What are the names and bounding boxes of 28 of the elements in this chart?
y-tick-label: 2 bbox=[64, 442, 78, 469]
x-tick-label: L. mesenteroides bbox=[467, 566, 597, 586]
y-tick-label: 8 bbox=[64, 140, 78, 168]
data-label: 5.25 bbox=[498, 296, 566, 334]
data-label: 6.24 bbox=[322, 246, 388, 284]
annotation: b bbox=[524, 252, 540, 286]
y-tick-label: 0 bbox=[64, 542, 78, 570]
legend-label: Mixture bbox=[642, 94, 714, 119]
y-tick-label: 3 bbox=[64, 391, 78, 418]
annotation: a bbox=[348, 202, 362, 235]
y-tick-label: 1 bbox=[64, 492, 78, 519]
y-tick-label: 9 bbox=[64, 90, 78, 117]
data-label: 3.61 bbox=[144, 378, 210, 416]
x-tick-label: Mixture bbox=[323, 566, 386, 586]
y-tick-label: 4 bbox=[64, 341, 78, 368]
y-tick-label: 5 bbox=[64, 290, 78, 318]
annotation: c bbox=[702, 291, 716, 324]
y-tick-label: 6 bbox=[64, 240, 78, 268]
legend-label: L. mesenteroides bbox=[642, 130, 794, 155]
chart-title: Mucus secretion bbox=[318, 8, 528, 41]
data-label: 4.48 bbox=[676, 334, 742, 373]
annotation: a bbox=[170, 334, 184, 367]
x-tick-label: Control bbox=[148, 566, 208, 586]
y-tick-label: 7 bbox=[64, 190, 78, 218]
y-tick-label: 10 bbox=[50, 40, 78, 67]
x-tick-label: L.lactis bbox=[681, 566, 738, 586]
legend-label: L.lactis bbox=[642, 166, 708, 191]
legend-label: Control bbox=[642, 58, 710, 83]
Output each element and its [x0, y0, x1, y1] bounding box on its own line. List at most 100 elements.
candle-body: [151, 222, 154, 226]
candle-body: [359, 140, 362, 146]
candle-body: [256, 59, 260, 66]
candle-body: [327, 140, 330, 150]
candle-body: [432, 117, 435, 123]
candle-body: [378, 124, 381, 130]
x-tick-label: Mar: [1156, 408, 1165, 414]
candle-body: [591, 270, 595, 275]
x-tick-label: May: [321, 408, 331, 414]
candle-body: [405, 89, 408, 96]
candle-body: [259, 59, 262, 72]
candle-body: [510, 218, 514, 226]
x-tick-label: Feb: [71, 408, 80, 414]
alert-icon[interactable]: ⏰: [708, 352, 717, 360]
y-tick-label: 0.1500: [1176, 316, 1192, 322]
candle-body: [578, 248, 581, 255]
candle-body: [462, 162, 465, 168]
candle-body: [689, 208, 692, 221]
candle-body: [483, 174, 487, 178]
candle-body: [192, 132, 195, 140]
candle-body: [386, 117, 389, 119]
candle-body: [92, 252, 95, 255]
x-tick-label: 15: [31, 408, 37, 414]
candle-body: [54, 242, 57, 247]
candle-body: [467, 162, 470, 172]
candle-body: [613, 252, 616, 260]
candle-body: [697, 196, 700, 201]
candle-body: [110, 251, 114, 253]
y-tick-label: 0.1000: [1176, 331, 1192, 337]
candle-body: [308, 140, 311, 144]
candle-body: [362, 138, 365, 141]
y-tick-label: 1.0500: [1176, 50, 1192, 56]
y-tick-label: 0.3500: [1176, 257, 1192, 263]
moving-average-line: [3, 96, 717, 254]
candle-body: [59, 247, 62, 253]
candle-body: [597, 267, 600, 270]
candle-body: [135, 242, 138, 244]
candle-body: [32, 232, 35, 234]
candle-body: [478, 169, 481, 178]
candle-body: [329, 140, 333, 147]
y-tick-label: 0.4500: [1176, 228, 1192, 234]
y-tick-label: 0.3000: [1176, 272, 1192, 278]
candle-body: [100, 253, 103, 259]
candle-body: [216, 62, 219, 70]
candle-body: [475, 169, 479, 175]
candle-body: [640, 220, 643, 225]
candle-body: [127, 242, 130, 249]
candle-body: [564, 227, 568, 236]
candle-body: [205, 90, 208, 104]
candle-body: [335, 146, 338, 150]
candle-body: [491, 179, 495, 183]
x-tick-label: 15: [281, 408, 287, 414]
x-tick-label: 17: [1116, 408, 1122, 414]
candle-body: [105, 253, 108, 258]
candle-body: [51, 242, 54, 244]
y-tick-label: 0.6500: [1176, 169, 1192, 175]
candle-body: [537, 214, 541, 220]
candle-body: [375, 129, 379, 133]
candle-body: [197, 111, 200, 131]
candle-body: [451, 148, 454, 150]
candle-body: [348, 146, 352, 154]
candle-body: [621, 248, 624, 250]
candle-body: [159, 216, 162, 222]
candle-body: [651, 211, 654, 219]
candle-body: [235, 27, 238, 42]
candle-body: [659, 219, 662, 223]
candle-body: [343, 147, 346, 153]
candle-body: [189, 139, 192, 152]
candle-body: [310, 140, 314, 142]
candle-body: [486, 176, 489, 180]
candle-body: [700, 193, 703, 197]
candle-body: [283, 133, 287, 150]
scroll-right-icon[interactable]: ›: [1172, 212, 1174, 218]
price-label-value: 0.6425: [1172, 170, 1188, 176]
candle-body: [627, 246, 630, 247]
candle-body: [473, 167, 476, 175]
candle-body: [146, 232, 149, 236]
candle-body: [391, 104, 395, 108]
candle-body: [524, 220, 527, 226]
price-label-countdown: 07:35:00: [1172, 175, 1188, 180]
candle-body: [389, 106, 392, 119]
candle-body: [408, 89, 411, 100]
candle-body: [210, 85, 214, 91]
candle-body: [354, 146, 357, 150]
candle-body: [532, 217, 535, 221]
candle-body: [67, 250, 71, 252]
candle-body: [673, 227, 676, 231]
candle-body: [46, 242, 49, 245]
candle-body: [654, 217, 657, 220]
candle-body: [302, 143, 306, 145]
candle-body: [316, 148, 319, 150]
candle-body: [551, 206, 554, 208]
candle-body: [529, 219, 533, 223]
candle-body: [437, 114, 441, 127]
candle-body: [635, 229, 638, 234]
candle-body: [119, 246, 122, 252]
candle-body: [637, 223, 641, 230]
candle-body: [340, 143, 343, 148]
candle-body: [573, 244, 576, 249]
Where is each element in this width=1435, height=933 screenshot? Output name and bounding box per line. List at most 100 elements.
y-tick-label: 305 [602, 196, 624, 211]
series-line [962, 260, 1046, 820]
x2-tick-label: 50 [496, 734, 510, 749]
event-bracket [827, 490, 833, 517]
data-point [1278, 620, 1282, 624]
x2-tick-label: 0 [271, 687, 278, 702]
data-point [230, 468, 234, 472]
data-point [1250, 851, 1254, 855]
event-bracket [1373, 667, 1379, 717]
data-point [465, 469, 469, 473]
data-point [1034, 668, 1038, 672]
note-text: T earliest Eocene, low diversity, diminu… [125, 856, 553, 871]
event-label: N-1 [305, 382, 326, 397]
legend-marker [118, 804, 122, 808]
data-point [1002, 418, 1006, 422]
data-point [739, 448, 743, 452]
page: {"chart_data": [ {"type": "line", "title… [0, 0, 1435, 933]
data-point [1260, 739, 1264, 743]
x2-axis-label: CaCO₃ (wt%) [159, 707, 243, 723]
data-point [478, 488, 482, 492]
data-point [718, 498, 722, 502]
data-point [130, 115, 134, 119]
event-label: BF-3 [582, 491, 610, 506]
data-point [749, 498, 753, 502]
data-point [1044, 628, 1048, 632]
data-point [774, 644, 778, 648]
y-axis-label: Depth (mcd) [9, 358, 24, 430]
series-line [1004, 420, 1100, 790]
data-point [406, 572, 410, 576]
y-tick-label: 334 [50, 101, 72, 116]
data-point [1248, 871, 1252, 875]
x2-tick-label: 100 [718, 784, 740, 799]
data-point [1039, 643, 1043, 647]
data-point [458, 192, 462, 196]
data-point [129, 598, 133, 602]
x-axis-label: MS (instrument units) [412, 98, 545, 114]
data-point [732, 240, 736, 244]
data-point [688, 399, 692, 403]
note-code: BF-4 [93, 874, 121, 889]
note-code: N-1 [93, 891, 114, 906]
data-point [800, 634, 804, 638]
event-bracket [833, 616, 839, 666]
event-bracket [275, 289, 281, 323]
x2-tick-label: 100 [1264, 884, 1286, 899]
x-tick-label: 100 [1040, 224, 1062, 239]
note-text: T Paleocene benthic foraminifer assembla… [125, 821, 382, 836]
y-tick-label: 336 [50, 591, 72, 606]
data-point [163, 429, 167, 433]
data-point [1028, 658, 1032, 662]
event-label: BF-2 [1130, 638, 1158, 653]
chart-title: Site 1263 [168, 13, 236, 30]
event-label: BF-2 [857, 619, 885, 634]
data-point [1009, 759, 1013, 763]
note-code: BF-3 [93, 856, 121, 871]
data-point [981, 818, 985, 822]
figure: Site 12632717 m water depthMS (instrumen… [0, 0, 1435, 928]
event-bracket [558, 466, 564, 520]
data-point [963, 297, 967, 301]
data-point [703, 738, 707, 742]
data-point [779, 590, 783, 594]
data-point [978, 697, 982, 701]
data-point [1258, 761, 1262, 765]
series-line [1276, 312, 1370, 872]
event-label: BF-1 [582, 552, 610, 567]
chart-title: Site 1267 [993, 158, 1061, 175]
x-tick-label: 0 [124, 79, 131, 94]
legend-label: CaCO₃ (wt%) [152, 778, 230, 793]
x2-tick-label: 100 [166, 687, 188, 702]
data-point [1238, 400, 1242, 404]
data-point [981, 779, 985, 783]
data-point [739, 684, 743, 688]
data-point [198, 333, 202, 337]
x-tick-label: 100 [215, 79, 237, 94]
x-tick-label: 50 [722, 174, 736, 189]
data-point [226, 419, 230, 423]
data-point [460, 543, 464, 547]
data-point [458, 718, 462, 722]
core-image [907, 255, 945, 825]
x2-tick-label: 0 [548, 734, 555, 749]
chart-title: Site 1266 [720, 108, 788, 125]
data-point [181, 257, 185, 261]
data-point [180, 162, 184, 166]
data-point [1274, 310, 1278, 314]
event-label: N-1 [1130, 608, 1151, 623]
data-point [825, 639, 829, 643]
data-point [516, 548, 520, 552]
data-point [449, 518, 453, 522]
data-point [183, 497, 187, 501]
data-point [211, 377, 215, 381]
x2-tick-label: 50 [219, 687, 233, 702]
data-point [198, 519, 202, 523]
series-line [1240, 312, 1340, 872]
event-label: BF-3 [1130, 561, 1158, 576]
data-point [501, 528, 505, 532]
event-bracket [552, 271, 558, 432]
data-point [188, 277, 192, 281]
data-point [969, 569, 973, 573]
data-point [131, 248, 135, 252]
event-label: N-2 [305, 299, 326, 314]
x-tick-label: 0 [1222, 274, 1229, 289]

****************

BRIEF ▸ Copy the records verbatim, starting at their first line and ending with the line that contains "candle-body: [110, 251, 114, 253]".

FULL RESPONSE ▸
What are the names and bounding boxes of 28 of the elements in this chart?
y-tick-label: 2 bbox=[64, 442, 78, 469]
x-tick-label: L. mesenteroides bbox=[467, 566, 597, 586]
y-tick-label: 8 bbox=[64, 140, 78, 168]
data-label: 5.25 bbox=[498, 296, 566, 334]
data-label: 6.24 bbox=[322, 246, 388, 284]
annotation: b bbox=[524, 252, 540, 286]
y-tick-label: 0 bbox=[64, 542, 78, 570]
legend-label: Mixture bbox=[642, 94, 714, 119]
y-tick-label: 3 bbox=[64, 391, 78, 418]
annotation: a bbox=[348, 202, 362, 235]
y-tick-label: 1 bbox=[64, 492, 78, 519]
y-tick-label: 9 bbox=[64, 90, 78, 117]
data-label: 3.61 bbox=[144, 378, 210, 416]
x-tick-label: Mixture bbox=[323, 566, 386, 586]
y-tick-label: 4 bbox=[64, 341, 78, 368]
y-tick-label: 5 bbox=[64, 290, 78, 318]
annotation: c bbox=[702, 291, 716, 324]
y-tick-label: 6 bbox=[64, 240, 78, 268]
legend-label: L. mesenteroides bbox=[642, 130, 794, 155]
chart-title: Mucus secretion bbox=[318, 8, 528, 41]
data-label: 4.48 bbox=[676, 334, 742, 373]
annotation: a bbox=[170, 334, 184, 367]
x-tick-label: Control bbox=[148, 566, 208, 586]
y-tick-label: 7 bbox=[64, 190, 78, 218]
y-tick-label: 10 bbox=[50, 40, 78, 67]
x-tick-label: L.lactis bbox=[681, 566, 738, 586]
legend-label: L.lactis bbox=[642, 166, 708, 191]
legend-label: Control bbox=[642, 58, 710, 83]
Output each element and its [x0, y0, x1, y1] bounding box on its own line. List at most 100 elements.
candle-body: [151, 222, 154, 226]
candle-body: [359, 140, 362, 146]
candle-body: [256, 59, 260, 66]
candle-body: [327, 140, 330, 150]
candle-body: [432, 117, 435, 123]
candle-body: [378, 124, 381, 130]
x-tick-label: Mar: [1156, 408, 1165, 414]
candle-body: [591, 270, 595, 275]
x-tick-label: May: [321, 408, 331, 414]
candle-body: [405, 89, 408, 96]
candle-body: [259, 59, 262, 72]
candle-body: [510, 218, 514, 226]
x-tick-label: Feb: [71, 408, 80, 414]
alert-icon[interactable]: ⏰: [708, 352, 717, 360]
y-tick-label: 0.1500: [1176, 316, 1192, 322]
candle-body: [578, 248, 581, 255]
candle-body: [462, 162, 465, 168]
candle-body: [689, 208, 692, 221]
candle-body: [483, 174, 487, 178]
candle-body: [192, 132, 195, 140]
candle-body: [386, 117, 389, 119]
candle-body: [92, 252, 95, 255]
x-tick-label: 15: [31, 408, 37, 414]
candle-body: [54, 242, 57, 247]
candle-body: [467, 162, 470, 172]
candle-body: [613, 252, 616, 260]
candle-body: [697, 196, 700, 201]
candle-body: [110, 251, 114, 253]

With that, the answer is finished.